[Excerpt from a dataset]
━━━━━━━━━━━━━━━━━━━━
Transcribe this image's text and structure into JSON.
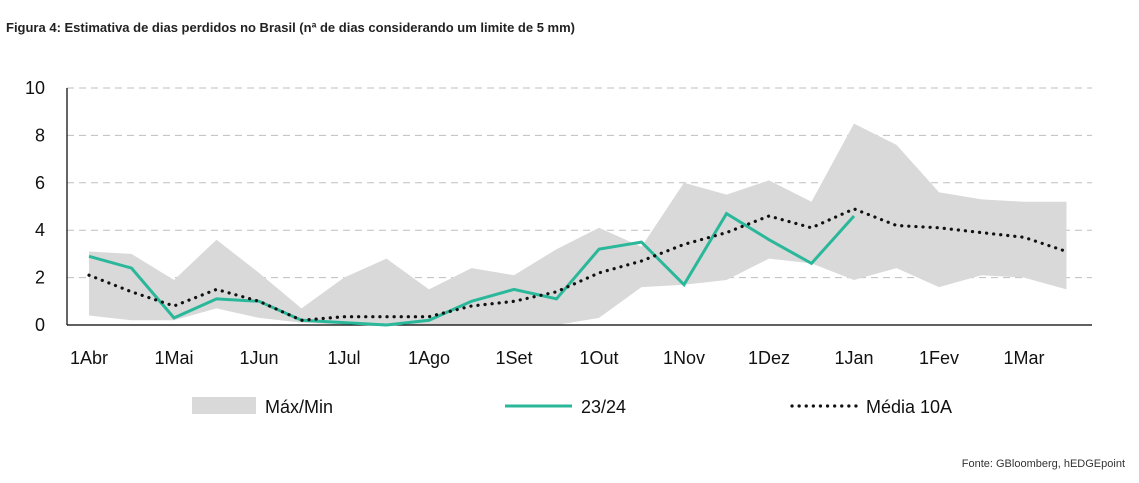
{
  "title": "Figura 4: Estimativa de dias perdidos no Brasil (nª de dias considerando um limite de 5 mm)",
  "source": "Fonte: GBloomberg, hEDGEpoint",
  "colors": {
    "band": "#d9d9d9",
    "line": "#2bb89a",
    "avg": "#111111",
    "grid": "#bfbfbf",
    "axis": "#000000"
  },
  "chart_data": {
    "type": "line",
    "x_ticks": [
      "1Abr",
      "1Mai",
      "1Jun",
      "1Jul",
      "1Ago",
      "1Set",
      "1Out",
      "1Nov",
      "1Dez",
      "1Jan",
      "1Fev",
      "1Mar"
    ],
    "ylim": [
      0,
      10
    ],
    "y_ticks": [
      0,
      2,
      4,
      6,
      8,
      10
    ],
    "grid": true,
    "legend_position": "bottom",
    "x": [
      0,
      0.5,
      1,
      1.5,
      2,
      2.5,
      3,
      3.5,
      4,
      4.5,
      5,
      5.5,
      6,
      6.5,
      7,
      7.5,
      8,
      8.5,
      9,
      9.5,
      10,
      10.5,
      11,
      11.5
    ],
    "series": [
      {
        "name": "Máx/Min",
        "kind": "band",
        "max": [
          3.1,
          3.0,
          1.9,
          3.6,
          2.2,
          0.7,
          2.0,
          2.8,
          1.5,
          2.4,
          2.1,
          3.2,
          4.1,
          3.3,
          6.0,
          5.5,
          6.1,
          5.2,
          8.5,
          7.6,
          5.6,
          5.3,
          5.2,
          5.2
        ],
        "min": [
          0.4,
          0.2,
          0.2,
          0.7,
          0.3,
          0.1,
          0.0,
          0.0,
          0.0,
          0.0,
          0.0,
          0.0,
          0.3,
          1.6,
          1.7,
          1.9,
          2.8,
          2.6,
          1.9,
          2.4,
          1.6,
          2.1,
          2.0,
          1.5
        ]
      },
      {
        "name": "23/24",
        "kind": "line",
        "values": [
          2.9,
          2.4,
          0.3,
          1.1,
          1.0,
          0.2,
          0.1,
          0.0,
          0.2,
          1.0,
          1.5,
          1.1,
          3.2,
          3.5,
          1.7,
          4.7,
          3.6,
          2.6,
          4.6,
          null,
          null,
          null,
          null,
          null
        ]
      },
      {
        "name": "Média 10A",
        "kind": "dotted",
        "values": [
          2.1,
          1.4,
          0.8,
          1.5,
          1.0,
          0.2,
          0.35,
          0.35,
          0.35,
          0.8,
          1.0,
          1.4,
          2.2,
          2.7,
          3.4,
          3.9,
          4.6,
          4.1,
          4.9,
          4.2,
          4.1,
          3.9,
          3.7,
          3.1
        ]
      }
    ]
  }
}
━━━━━━━━━━━━━━━━━━━━
Description of the task
Copy every line above word for word and exclude the pictures.

Finished answer
Transcribe this image's text and structure into JSON.
{
  "title": "Figura 4: Estimativa de dias perdidos no Brasil (nª de dias considerando um limite de 5 mm)",
  "source": "Fonte: GBloomberg, hEDGEpoint",
  "colors": {
    "band": "#d9d9d9",
    "line": "#2bb89a",
    "avg": "#111111",
    "grid": "#bfbfbf",
    "axis": "#000000"
  },
  "chart_data": {
    "type": "line",
    "x_ticks": [
      "1Abr",
      "1Mai",
      "1Jun",
      "1Jul",
      "1Ago",
      "1Set",
      "1Out",
      "1Nov",
      "1Dez",
      "1Jan",
      "1Fev",
      "1Mar"
    ],
    "ylim": [
      0,
      10
    ],
    "y_ticks": [
      0,
      2,
      4,
      6,
      8,
      10
    ],
    "grid": true,
    "legend_position": "bottom",
    "x": [
      0,
      0.5,
      1,
      1.5,
      2,
      2.5,
      3,
      3.5,
      4,
      4.5,
      5,
      5.5,
      6,
      6.5,
      7,
      7.5,
      8,
      8.5,
      9,
      9.5,
      10,
      10.5,
      11,
      11.5
    ],
    "series": [
      {
        "name": "Máx/Min",
        "kind": "band",
        "max": [
          3.1,
          3.0,
          1.9,
          3.6,
          2.2,
          0.7,
          2.0,
          2.8,
          1.5,
          2.4,
          2.1,
          3.2,
          4.1,
          3.3,
          6.0,
          5.5,
          6.1,
          5.2,
          8.5,
          7.6,
          5.6,
          5.3,
          5.2,
          5.2
        ],
        "min": [
          0.4,
          0.2,
          0.2,
          0.7,
          0.3,
          0.1,
          0.0,
          0.0,
          0.0,
          0.0,
          0.0,
          0.0,
          0.3,
          1.6,
          1.7,
          1.9,
          2.8,
          2.6,
          1.9,
          2.4,
          1.6,
          2.1,
          2.0,
          1.5
        ]
      },
      {
        "name": "23/24",
        "kind": "line",
        "values": [
          2.9,
          2.4,
          0.3,
          1.1,
          1.0,
          0.2,
          0.1,
          0.0,
          0.2,
          1.0,
          1.5,
          1.1,
          3.2,
          3.5,
          1.7,
          4.7,
          3.6,
          2.6,
          4.6,
          null,
          null,
          null,
          null,
          null
        ]
      },
      {
        "name": "Média 10A",
        "kind": "dotted",
        "values": [
          2.1,
          1.4,
          0.8,
          1.5,
          1.0,
          0.2,
          0.35,
          0.35,
          0.35,
          0.8,
          1.0,
          1.4,
          2.2,
          2.7,
          3.4,
          3.9,
          4.6,
          4.1,
          4.9,
          4.2,
          4.1,
          3.9,
          3.7,
          3.1
        ]
      }
    ]
  }
}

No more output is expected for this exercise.